[Data shown]
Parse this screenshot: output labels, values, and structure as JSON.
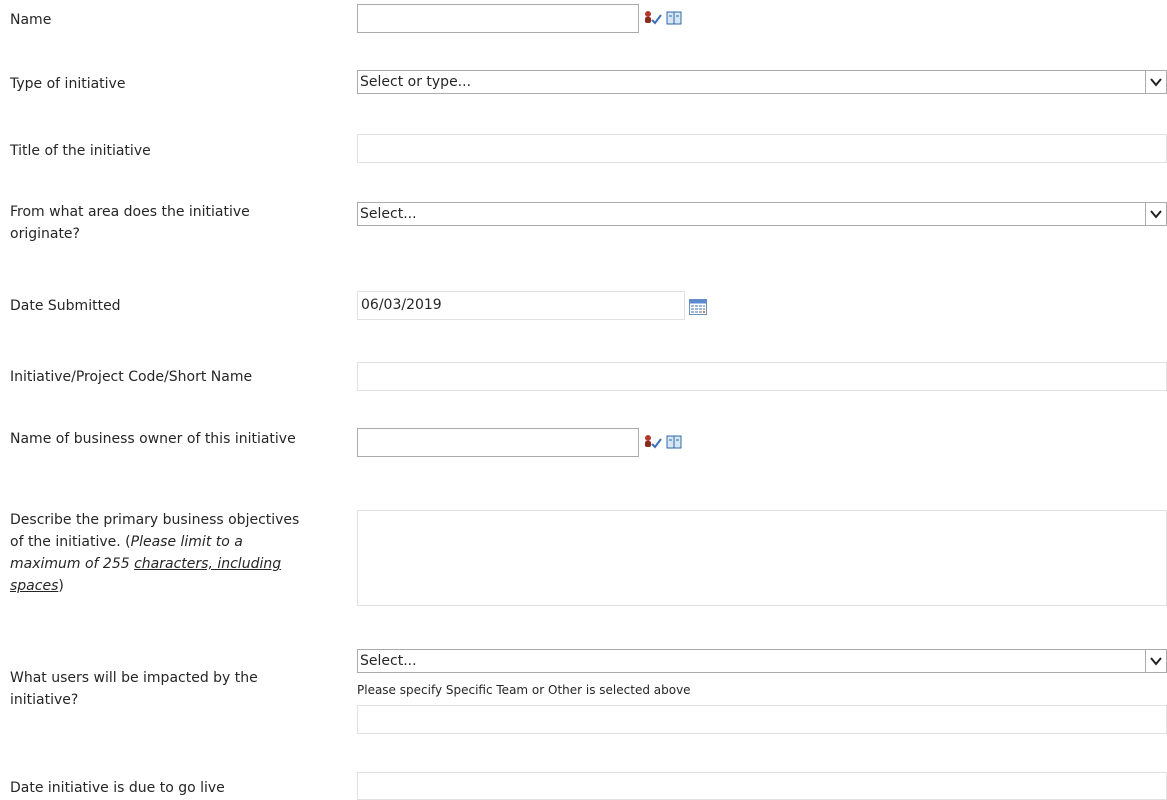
{
  "fields": {
    "name": {
      "label": "Name"
    },
    "type_of_initiative": {
      "label": "Type of initiative",
      "value": "Select or type..."
    },
    "title": {
      "label": "Title of the initiative"
    },
    "origin_area": {
      "label": "From what area does the initiative originate?",
      "value": "Select..."
    },
    "date_submitted": {
      "label": "Date Submitted",
      "value": "06/03/2019"
    },
    "project_code": {
      "label": "Initiative/Project Code/Short Name"
    },
    "business_owner": {
      "label": "Name of business owner of this initiative"
    },
    "objectives": {
      "label_prefix": "Describe the primary business objectives of the initiative. (",
      "label_italic_1": "Please limit to a maximum of 255 ",
      "label_italic_underlined": "characters, including spaces",
      "label_suffix": ")"
    },
    "users_impacted": {
      "label": "What users will be impacted by the initiative?",
      "value": "Select...",
      "hint": "Please specify  Specific Team or Other is selected above"
    },
    "go_live_date": {
      "label": "Date initiative is due to go live"
    }
  },
  "icons": {
    "check_names": "check-names-icon",
    "address_book": "address-book-icon",
    "calendar": "calendar-icon",
    "dropdown": "chevron-down-icon"
  },
  "colors": {
    "input_border": "#e1e1e1",
    "select_border": "#ababab",
    "text": "#262626"
  }
}
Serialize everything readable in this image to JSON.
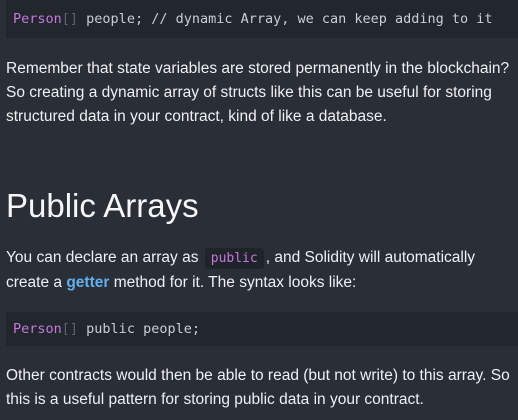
{
  "code_top": {
    "type": "Person",
    "brackets": "[]",
    "rest": " people; // dynamic Array, we can keep adding to it"
  },
  "paragraph1": "Remember that state variables are stored permanently in the blockchain? So creating a dynamic array of structs like this can be useful for storing structured data in your contract, kind of like a database.",
  "heading": "Public Arrays",
  "paragraph2": {
    "before": "You can declare an array as ",
    "code": "public",
    "middle": ", and Solidity will automatically create a ",
    "link": "getter",
    "after": " method for it. The syntax looks like:"
  },
  "code_bottom": {
    "type": "Person",
    "brackets": "[]",
    "rest": " public people;"
  },
  "paragraph3": "Other contracts would then be able to read (but not write) to this array. So this is a useful pattern for storing public data in your contract.",
  "colors": {
    "background": "#2a2f37",
    "code_background": "#22262d",
    "type_keyword": "#c678dd",
    "link": "#61afef"
  }
}
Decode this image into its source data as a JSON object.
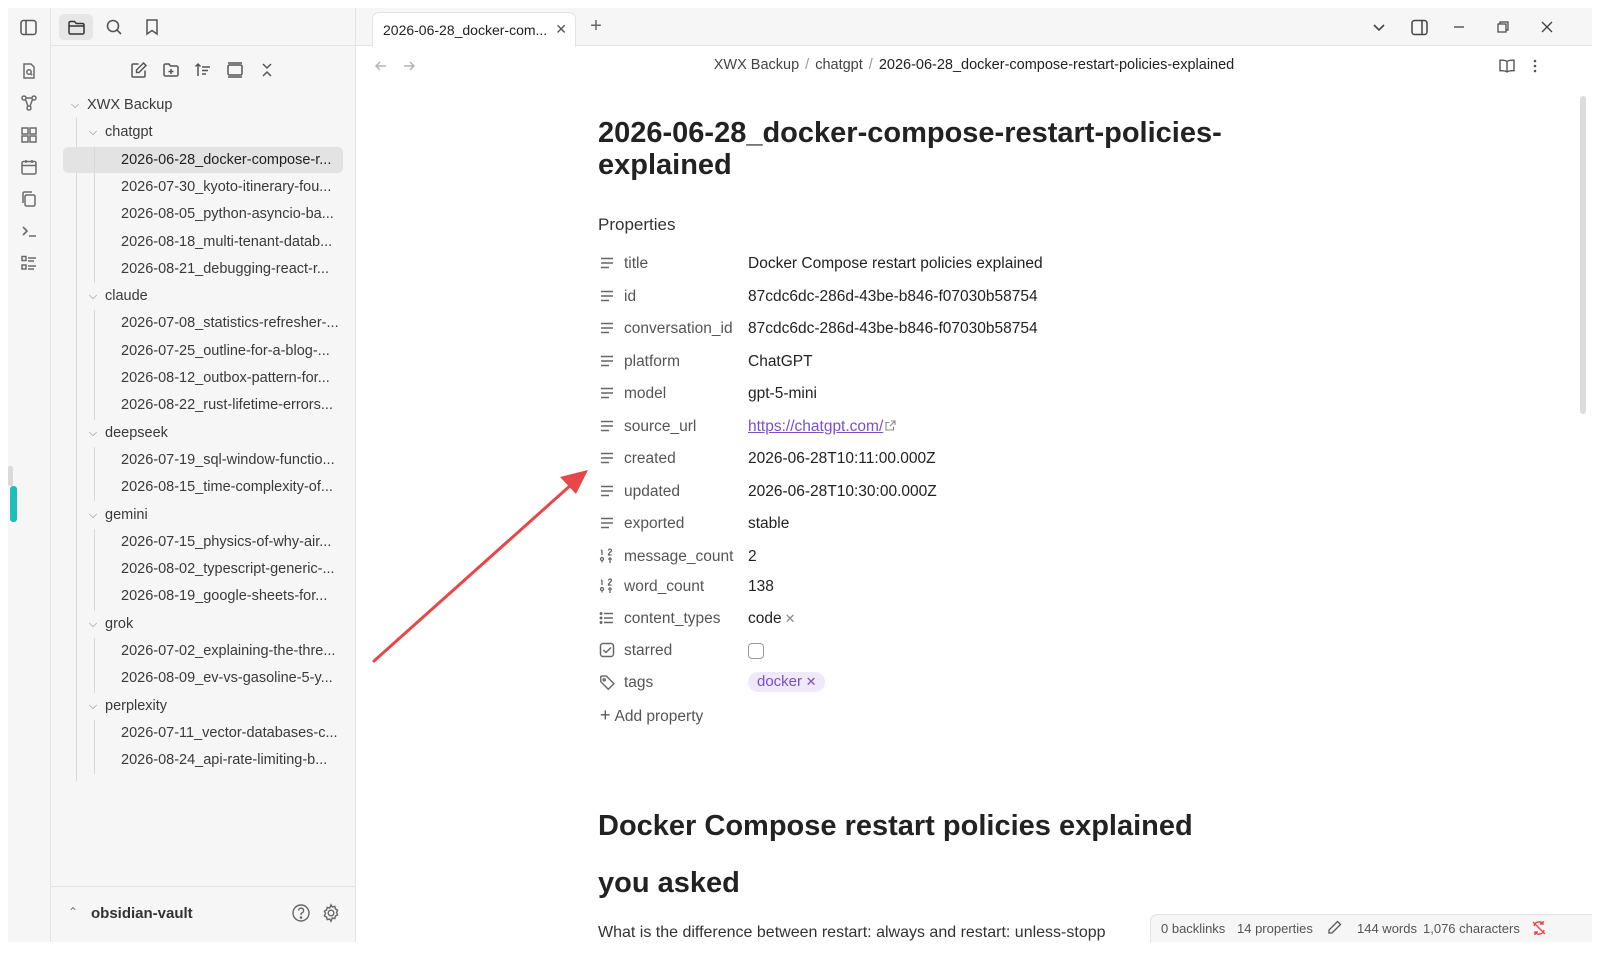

[Stated task] Identify each line in the records above containing the word "rest"; copy those lines.

[Output]
    "rest": " people; // dynamic Array, we can keep adding to it"
    "rest": " public people;"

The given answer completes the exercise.